Fragmento de texto:
⁂
Con la llegada de la primavera, la Ría de Muros Noia se convierte en un escenario que parece sacado de un cuento. Este rincón de Galicia, donde la costa atlántica se mezcla con bosques, historia y playas tranquilas, ofrece al viajero una experiencia auténtica. Poco conocida frente a otras rutas turísticas gallegas, la Ría de Muros Noia guarda paisajes, leyendas y rutas que conectan con la naturaleza, la memoria y la emoción. Aquí, cada paso te acerca a una Galicia más íntima, más salvaje, más tuya.
Fervenza de Ribasieira, entre rocas y vegetación
En la Serra do Barbanza, esta cascada formada por el río Sieira cae en tres saltos de hasta quince metros. El agua fluye sobre las rocas. La vegetación lo envuelve todo. El sonido del entorno crea una atmósfera mágica, perfecta para quien busca reconectar con la naturaleza. Puede accederse a pie o en coche, y el camino atraviesa zonas tan singulares como el Curro da Enxa, donde aún se celebra la tradicional rapa de las bestas.
Plaza do Tapal, una cápsula medieval
En el corazón de Noia, la Plaza do Tapal conserva el aire de otra época. Presidida por la iglesia de San Martiño y un cruceiro gótico, fue espacio fortificado y testigo de revueltas irmandiñas. En sus muros se esconden leyendas que sobreviven desde la Edad Media. Incluso fue escenario de un rodaje trágico en el siglo XX. Hoy, se llena de vida gracias a sus terrazas, que miran de frente al pasado mientras ofrecen al visitante un descanso con sabor local.
Playa de Broña, entre calma y horizonte
Ideal para quienes buscan mar sin aglomeraciones. Esta playa ofrece un sendero costero que une varios rincones: Bitueira, Portiño, restos de embarcaderos, bifurcaciones y vistas al Atlántico. El paseo es sencillo, inmersivo y sorprendente en cada curva. Como broche, nada mejor que una parada en O Container, un chiringuito rodeado de árboles, frente al mar y pet friendly. Perfecto para un respiro primaveral junto a la brisa.
Ruta de las Papeleras, un paseo inesperado
En Lousame, esta ruta sigue el curso del río hasta los restos de antiguas fábricas de papel. La naturaleza lo ha ido reclamando todo. Ruinas cubiertas de vegetación, sonidos de aves y agua. El silencio envuelve un recorrido que fusiona pasado industrial con un presente completamente natural. Especialmente bello en primavera, cuando los colores y aromas se intensifican.
Galicia desde otro ángulo
Este destino propone una forma diferente de conocer Galicia. Menos masiva, más profunda. Una escapada para quienes quieren sentir el lugar. Para los que prefieren caminos con historia a monumentos. Para quienes disfrutan tanto del senderismo como de una buena comida frente al mar.
Ría da Estrela, postales sin filtros
Todo en esta zona —la luz, el agua, las piedras, los verdes— parece creado para detener el tiempo. Desde la ribera hasta el monte. Desde las rutas señalizadas hasta los rincones secretos. Un lugar donde cada paso es una historia y cada paisaje, una emoción.
⁂
Objetivo de la tarea: Según el texto sobre la Ría de Muros Noia, ¿en cuántos saltos cae la cascada formada por el río Sieira y hasta qué altura llegan?

[Entradas del conjunto de datos]
⁂
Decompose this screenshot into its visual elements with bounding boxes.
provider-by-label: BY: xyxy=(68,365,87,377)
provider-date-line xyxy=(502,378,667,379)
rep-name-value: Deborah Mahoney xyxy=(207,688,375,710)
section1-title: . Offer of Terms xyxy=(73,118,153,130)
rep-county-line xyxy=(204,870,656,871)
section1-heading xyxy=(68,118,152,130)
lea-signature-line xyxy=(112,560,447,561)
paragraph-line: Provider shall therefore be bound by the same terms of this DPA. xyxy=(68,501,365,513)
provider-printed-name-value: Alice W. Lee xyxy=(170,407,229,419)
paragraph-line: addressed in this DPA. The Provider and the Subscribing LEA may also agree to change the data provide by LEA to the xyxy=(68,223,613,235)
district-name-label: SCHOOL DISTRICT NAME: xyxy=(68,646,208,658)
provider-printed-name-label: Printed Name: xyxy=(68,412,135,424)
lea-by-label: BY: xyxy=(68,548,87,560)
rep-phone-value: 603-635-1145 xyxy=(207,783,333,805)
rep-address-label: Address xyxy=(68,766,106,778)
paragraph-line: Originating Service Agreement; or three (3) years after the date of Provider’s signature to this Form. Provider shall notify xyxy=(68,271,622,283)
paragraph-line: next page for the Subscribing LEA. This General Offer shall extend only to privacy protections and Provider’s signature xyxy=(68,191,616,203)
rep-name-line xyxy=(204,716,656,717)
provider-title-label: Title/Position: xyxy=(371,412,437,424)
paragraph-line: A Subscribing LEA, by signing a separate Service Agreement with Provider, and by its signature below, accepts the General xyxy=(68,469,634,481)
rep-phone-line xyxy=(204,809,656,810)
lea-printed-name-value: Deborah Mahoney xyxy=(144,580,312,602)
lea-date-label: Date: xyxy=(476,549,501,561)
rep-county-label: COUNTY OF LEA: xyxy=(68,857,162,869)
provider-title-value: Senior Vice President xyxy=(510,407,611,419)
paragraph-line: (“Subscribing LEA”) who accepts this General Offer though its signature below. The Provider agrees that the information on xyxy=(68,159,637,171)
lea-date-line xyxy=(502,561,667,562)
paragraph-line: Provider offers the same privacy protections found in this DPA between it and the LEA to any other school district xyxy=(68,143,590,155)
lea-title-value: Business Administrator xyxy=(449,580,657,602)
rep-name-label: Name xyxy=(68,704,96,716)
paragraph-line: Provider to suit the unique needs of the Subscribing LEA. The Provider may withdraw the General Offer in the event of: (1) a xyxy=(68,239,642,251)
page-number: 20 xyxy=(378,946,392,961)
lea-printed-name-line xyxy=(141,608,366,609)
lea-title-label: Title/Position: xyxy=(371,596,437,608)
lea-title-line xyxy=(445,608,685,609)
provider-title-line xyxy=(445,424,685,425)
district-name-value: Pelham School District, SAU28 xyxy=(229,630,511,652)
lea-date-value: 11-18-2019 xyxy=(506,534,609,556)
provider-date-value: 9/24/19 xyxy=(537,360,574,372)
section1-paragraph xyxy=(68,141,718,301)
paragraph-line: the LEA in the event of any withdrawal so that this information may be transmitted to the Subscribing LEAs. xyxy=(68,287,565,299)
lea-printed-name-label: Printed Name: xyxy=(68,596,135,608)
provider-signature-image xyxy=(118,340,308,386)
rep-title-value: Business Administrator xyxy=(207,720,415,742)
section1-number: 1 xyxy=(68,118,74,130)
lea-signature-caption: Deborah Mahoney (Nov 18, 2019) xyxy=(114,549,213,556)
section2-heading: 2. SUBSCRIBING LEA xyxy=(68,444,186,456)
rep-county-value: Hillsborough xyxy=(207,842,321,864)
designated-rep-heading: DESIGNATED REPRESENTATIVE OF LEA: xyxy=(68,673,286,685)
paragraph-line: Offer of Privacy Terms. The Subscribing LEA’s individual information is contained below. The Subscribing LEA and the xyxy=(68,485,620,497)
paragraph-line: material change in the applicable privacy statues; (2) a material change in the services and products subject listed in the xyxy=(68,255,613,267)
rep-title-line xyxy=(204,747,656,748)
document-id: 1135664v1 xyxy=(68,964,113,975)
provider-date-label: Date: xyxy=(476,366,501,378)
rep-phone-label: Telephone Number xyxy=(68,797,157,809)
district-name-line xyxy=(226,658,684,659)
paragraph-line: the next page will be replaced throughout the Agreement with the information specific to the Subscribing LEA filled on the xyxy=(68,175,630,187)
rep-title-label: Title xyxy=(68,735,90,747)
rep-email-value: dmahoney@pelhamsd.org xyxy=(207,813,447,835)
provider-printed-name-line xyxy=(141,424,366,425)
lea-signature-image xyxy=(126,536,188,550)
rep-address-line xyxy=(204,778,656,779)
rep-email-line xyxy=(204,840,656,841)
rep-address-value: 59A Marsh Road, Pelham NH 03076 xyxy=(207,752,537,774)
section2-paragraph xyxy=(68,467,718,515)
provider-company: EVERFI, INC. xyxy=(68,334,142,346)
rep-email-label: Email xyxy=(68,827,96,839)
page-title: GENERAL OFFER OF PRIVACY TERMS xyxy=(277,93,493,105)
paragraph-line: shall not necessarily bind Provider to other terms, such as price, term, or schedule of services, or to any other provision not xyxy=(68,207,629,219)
⁂
Respuesta: Cae en tres saltos de hasta quince metros.